## WHAT TO DO
Work through the data line by line, gathering every line that has the word "this".
*** DATASET ENTRIES
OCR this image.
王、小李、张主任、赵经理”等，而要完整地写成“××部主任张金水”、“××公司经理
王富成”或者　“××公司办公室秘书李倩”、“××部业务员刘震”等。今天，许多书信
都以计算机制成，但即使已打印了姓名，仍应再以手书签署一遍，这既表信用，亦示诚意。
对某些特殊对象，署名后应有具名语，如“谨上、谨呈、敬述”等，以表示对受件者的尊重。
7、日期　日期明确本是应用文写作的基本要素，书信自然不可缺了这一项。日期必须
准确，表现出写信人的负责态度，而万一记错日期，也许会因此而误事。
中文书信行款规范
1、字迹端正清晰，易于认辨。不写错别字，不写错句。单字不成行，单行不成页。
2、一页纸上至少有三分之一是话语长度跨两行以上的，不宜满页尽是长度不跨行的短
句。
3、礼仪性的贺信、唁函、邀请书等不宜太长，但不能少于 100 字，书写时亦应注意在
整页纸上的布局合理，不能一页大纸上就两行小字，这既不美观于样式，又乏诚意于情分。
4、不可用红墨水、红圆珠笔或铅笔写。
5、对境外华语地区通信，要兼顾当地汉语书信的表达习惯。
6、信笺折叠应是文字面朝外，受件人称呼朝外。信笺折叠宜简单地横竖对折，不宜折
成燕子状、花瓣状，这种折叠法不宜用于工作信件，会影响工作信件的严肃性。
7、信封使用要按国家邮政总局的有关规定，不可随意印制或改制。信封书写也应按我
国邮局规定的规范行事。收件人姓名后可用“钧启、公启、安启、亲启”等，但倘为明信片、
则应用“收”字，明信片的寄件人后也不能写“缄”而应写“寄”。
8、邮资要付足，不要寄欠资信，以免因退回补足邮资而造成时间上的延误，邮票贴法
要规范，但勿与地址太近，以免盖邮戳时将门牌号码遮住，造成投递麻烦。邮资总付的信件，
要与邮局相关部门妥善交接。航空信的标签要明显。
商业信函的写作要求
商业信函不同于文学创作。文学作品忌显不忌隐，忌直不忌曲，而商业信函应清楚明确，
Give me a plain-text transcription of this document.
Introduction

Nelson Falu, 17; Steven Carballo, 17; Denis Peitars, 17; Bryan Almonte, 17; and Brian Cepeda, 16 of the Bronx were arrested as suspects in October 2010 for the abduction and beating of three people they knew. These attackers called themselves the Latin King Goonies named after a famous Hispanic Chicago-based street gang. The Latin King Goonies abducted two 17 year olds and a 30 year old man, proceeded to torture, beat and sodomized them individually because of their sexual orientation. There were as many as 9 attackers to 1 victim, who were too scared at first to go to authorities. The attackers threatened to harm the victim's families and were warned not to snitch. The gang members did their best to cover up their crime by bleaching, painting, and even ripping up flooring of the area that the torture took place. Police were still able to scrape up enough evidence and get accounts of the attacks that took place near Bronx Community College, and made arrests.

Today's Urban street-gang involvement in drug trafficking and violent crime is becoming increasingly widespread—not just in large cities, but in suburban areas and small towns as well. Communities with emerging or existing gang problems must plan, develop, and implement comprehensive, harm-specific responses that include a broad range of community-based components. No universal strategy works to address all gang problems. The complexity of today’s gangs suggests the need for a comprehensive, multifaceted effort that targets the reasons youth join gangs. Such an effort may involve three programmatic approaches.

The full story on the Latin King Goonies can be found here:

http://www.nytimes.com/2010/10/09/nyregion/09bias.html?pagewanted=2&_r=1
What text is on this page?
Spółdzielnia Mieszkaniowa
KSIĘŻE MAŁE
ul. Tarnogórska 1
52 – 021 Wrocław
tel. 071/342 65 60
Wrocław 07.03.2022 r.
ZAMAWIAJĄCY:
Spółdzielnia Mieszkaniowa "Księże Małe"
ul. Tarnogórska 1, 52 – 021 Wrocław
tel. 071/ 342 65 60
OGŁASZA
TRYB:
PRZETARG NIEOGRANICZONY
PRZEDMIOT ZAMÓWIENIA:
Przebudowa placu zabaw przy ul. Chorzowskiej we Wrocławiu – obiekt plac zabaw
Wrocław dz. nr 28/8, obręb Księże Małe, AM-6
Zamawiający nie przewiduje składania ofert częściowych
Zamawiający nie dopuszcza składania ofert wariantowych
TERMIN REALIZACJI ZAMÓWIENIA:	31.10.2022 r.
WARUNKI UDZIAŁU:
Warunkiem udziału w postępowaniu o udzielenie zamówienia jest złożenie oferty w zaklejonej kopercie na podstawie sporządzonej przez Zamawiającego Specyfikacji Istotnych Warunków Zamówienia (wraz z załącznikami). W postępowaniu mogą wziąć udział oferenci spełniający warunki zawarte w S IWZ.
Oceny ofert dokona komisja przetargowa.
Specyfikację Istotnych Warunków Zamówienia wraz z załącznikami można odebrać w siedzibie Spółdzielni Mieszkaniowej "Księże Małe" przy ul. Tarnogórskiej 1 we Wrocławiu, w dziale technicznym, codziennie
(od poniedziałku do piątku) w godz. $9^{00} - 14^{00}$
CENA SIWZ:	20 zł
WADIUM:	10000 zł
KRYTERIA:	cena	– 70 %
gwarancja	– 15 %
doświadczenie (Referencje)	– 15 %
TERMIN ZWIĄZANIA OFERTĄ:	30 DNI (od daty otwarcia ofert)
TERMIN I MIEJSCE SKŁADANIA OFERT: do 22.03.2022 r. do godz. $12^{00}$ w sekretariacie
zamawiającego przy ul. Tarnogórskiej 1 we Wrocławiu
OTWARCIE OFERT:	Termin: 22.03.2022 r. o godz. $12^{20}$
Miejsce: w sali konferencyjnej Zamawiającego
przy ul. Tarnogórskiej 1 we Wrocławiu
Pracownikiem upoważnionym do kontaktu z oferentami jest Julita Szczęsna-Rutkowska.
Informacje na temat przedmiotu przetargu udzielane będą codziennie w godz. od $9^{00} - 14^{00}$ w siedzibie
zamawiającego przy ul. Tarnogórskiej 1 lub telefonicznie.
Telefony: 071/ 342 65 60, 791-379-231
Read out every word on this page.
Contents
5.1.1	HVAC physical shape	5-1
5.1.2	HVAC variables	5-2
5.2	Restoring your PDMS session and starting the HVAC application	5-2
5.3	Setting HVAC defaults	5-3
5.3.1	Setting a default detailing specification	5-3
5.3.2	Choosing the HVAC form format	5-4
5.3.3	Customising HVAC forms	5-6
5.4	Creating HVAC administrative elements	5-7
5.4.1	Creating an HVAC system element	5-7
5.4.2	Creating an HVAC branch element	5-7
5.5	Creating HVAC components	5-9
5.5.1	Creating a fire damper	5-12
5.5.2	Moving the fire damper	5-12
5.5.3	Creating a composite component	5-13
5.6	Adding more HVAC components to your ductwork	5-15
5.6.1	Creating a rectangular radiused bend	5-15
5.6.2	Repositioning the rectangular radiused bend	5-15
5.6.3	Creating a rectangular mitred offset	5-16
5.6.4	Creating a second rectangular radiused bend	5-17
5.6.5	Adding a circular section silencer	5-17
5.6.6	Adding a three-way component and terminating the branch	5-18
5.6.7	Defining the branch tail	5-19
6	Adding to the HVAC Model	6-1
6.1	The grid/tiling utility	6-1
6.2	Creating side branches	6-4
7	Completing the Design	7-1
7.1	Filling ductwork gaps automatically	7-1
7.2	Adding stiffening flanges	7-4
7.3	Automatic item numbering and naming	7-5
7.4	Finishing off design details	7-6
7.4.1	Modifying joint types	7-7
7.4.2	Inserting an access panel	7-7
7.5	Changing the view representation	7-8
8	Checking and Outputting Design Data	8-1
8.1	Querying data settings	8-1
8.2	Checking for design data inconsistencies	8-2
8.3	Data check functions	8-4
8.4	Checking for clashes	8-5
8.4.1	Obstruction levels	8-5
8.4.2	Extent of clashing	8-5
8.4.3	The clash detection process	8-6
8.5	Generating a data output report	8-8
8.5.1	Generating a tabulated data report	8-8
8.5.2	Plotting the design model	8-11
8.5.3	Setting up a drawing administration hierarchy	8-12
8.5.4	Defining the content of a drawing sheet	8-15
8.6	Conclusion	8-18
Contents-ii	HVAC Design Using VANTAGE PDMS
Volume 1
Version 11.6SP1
******
## WRITTEN SOLUTION
OCR this image.
Give me a plain-text transcription of this document.
What text is on this page?
Read out every word on this page.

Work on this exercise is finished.